## Begin Dataset extract

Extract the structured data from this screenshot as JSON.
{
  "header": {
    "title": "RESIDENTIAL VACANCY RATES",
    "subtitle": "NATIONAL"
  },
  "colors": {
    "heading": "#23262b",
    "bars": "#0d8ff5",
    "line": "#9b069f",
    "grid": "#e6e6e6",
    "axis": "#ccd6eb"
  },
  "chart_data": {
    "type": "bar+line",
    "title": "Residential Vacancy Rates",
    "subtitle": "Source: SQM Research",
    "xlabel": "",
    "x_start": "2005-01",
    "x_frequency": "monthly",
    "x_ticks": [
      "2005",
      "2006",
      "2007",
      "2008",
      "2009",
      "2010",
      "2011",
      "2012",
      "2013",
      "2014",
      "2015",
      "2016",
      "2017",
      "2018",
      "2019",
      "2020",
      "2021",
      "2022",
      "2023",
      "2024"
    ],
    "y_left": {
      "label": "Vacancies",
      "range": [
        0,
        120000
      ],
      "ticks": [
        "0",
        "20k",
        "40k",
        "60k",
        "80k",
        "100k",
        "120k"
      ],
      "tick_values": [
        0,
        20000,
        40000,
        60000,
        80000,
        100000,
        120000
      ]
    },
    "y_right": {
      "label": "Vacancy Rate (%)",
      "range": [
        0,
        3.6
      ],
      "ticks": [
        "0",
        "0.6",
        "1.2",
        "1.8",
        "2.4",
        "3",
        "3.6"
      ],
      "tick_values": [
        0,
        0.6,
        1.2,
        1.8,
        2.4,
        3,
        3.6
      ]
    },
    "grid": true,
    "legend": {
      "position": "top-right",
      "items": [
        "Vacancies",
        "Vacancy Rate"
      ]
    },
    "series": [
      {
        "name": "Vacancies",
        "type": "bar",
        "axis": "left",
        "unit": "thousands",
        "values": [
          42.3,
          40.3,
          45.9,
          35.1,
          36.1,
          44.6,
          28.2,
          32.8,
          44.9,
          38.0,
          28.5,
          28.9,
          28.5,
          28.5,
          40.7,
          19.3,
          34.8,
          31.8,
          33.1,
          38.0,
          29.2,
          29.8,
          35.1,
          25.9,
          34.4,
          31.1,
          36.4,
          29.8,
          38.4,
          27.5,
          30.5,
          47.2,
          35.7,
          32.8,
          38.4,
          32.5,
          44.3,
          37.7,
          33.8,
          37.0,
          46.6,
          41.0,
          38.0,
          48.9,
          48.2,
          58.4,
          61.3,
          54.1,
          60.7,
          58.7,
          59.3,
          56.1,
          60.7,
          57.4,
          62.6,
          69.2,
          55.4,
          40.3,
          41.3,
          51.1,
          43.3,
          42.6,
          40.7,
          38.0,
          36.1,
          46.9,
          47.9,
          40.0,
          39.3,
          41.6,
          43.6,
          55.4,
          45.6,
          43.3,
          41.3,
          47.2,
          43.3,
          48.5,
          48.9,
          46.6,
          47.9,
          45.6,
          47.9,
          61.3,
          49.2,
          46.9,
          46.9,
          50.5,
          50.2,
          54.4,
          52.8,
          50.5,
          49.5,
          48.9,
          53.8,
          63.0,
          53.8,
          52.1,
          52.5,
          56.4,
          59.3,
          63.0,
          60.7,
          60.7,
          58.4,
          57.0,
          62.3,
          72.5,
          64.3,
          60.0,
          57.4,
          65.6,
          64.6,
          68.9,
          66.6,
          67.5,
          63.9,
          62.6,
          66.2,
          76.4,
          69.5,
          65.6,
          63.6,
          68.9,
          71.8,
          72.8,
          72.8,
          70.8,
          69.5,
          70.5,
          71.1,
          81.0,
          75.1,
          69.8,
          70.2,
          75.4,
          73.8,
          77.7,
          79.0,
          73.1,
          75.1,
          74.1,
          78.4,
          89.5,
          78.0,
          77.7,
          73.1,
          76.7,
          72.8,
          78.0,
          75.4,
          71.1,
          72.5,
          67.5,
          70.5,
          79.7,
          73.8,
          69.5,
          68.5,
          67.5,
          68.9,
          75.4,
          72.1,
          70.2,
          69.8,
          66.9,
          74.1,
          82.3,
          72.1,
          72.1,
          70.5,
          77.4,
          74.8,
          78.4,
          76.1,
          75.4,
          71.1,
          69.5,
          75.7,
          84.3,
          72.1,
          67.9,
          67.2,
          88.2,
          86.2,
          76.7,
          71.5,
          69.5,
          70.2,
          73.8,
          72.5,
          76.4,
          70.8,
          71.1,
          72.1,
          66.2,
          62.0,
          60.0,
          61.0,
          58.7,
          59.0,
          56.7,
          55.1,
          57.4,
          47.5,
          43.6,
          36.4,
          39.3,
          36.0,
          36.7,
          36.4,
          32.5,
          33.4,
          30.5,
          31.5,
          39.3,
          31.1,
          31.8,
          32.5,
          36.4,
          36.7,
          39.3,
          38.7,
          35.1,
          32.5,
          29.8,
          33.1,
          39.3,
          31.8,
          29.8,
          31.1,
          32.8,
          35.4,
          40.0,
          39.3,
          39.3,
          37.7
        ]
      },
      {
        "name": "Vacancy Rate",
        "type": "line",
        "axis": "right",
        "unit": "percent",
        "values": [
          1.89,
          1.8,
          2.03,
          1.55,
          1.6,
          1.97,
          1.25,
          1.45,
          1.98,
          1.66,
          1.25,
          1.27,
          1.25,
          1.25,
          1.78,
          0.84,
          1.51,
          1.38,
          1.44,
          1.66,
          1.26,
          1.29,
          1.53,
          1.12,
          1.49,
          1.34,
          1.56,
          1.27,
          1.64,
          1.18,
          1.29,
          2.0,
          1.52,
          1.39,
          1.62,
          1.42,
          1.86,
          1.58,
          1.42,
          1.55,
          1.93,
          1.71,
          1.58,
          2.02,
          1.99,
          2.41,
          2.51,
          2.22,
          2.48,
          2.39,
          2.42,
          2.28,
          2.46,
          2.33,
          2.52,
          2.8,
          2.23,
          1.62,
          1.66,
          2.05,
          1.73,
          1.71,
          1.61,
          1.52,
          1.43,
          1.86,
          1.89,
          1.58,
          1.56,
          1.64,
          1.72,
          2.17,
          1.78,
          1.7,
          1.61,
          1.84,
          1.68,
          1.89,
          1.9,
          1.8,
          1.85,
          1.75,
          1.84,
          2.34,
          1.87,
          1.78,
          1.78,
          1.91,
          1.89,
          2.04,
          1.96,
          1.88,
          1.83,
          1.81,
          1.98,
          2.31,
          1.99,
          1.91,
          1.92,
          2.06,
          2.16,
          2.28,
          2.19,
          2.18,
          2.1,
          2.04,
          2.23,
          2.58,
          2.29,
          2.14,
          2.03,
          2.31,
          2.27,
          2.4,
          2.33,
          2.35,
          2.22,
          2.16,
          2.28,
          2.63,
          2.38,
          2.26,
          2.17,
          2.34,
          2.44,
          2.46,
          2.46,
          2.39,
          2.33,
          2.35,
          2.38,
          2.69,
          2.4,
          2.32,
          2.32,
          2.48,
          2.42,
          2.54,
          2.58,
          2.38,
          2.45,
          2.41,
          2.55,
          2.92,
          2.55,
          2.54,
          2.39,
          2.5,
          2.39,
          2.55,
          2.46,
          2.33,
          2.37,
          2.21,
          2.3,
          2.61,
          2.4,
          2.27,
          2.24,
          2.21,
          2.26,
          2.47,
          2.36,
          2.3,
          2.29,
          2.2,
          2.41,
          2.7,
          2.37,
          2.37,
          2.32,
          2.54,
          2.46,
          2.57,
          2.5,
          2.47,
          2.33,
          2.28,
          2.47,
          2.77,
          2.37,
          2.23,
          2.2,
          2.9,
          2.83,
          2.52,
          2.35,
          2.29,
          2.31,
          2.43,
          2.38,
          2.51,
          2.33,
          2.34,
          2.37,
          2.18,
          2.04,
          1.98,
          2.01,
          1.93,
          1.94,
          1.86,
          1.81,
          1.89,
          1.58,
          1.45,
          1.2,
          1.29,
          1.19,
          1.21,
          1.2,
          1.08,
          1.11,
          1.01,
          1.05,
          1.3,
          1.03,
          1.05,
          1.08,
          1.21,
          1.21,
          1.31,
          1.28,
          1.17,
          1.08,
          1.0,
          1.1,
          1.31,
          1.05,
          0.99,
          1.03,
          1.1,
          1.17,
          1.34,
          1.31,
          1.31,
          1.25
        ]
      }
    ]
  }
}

## End Dataset extract

Search the entries for "subtitle" and copy out each line that has it.

● **Full response**
    "subtitle": "NATIONAL"
    "subtitle": "Source: SQM Research",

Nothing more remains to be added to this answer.